▶

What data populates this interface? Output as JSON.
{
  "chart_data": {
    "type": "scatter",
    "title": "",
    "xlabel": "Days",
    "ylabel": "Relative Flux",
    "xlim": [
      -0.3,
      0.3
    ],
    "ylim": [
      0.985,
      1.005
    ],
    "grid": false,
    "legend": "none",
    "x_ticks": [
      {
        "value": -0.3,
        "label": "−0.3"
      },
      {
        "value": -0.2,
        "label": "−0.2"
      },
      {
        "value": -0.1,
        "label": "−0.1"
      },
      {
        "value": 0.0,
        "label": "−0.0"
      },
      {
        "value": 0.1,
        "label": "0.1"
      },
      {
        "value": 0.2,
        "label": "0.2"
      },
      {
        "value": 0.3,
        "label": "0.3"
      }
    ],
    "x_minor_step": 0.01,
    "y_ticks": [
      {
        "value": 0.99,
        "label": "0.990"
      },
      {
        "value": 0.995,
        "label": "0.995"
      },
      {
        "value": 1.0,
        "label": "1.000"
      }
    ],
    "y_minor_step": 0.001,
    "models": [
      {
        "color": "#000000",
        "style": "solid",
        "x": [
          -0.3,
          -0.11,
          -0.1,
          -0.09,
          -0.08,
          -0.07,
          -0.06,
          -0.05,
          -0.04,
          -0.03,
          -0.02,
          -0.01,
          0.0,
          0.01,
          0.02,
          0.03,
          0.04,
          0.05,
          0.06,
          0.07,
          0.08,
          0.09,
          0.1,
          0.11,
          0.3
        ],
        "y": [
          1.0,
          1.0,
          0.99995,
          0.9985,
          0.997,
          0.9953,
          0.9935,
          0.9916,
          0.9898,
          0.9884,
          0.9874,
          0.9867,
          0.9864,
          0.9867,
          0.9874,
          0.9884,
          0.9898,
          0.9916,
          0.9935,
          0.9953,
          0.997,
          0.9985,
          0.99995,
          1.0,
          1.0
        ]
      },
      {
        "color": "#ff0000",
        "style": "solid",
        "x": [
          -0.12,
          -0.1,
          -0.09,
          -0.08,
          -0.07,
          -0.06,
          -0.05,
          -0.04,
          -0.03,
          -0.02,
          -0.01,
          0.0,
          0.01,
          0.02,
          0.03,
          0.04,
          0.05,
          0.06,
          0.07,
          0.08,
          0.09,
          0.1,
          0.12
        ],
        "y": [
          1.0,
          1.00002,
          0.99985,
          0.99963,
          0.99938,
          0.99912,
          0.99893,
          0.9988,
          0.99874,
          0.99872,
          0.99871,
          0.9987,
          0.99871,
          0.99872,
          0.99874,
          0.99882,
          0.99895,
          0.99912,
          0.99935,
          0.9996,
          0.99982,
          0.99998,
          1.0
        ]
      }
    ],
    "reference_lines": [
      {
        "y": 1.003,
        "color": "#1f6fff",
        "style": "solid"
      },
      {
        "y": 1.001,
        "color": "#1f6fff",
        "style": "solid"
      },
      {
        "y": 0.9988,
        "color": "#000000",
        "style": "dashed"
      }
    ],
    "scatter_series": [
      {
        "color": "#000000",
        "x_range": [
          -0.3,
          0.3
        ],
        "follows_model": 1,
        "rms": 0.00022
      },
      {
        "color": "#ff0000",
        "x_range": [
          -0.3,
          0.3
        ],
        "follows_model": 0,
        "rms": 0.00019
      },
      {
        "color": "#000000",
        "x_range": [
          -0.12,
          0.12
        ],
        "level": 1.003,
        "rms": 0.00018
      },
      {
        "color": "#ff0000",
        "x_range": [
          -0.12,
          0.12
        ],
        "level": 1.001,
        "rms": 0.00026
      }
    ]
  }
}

◀

◆ Problem description:
Copy out all of the data exactly, leaving nothing out.

◆ Result below:
What data populates this interface? Output as JSON.
{
  "chart_data": {
    "type": "scatter",
    "title": "",
    "xlabel": "Days",
    "ylabel": "Relative Flux",
    "xlim": [
      -0.3,
      0.3
    ],
    "ylim": [
      0.985,
      1.005
    ],
    "grid": false,
    "legend": "none",
    "x_ticks": [
      {
        "value": -0.3,
        "label": "−0.3"
      },
      {
        "value": -0.2,
        "label": "−0.2"
      },
      {
        "value": -0.1,
        "label": "−0.1"
      },
      {
        "value": 0.0,
        "label": "−0.0"
      },
      {
        "value": 0.1,
        "label": "0.1"
      },
      {
        "value": 0.2,
        "label": "0.2"
      },
      {
        "value": 0.3,
        "label": "0.3"
      }
    ],
    "x_minor_step": 0.01,
    "y_ticks": [
      {
        "value": 0.99,
        "label": "0.990"
      },
      {
        "value": 0.995,
        "label": "0.995"
      },
      {
        "value": 1.0,
        "label": "1.000"
      }
    ],
    "y_minor_step": 0.001,
    "models": [
      {
        "color": "#000000",
        "style": "solid",
        "x": [
          -0.3,
          -0.11,
          -0.1,
          -0.09,
          -0.08,
          -0.07,
          -0.06,
          -0.05,
          -0.04,
          -0.03,
          -0.02,
          -0.01,
          0.0,
          0.01,
          0.02,
          0.03,
          0.04,
          0.05,
          0.06,
          0.07,
          0.08,
          0.09,
          0.1,
          0.11,
          0.3
        ],
        "y": [
          1.0,
          1.0,
          0.99995,
          0.9985,
          0.997,
          0.9953,
          0.9935,
          0.9916,
          0.9898,
          0.9884,
          0.9874,
          0.9867,
          0.9864,
          0.9867,
          0.9874,
          0.9884,
          0.9898,
          0.9916,
          0.9935,
          0.9953,
          0.997,
          0.9985,
          0.99995,
          1.0,
          1.0
        ]
      },
      {
        "color": "#ff0000",
        "style": "solid",
        "x": [
          -0.12,
          -0.1,
          -0.09,
          -0.08,
          -0.07,
          -0.06,
          -0.05,
          -0.04,
          -0.03,
          -0.02,
          -0.01,
          0.0,
          0.01,
          0.02,
          0.03,
          0.04,
          0.05,
          0.06,
          0.07,
          0.08,
          0.09,
          0.1,
          0.12
        ],
        "y": [
          1.0,
          1.00002,
          0.99985,
          0.99963,
          0.99938,
          0.99912,
          0.99893,
          0.9988,
          0.99874,
          0.99872,
          0.99871,
          0.9987,
          0.99871,
          0.99872,
          0.99874,
          0.99882,
          0.99895,
          0.99912,
          0.99935,
          0.9996,
          0.99982,
          0.99998,
          1.0
        ]
      }
    ],
    "reference_lines": [
      {
        "y": 1.003,
        "color": "#1f6fff",
        "style": "solid"
      },
      {
        "y": 1.001,
        "color": "#1f6fff",
        "style": "solid"
      },
      {
        "y": 0.9988,
        "color": "#000000",
        "style": "dashed"
      }
    ],
    "scatter_series": [
      {
        "color": "#000000",
        "x_range": [
          -0.3,
          0.3
        ],
        "follows_model": 1,
        "rms": 0.00022
      },
      {
        "color": "#ff0000",
        "x_range": [
          -0.3,
          0.3
        ],
        "follows_model": 0,
        "rms": 0.00019
      },
      {
        "color": "#000000",
        "x_range": [
          -0.12,
          0.12
        ],
        "level": 1.003,
        "rms": 0.00018
      },
      {
        "color": "#ff0000",
        "x_range": [
          -0.12,
          0.12
        ],
        "level": 1.001,
        "rms": 0.00026
      }
    ]
  }
}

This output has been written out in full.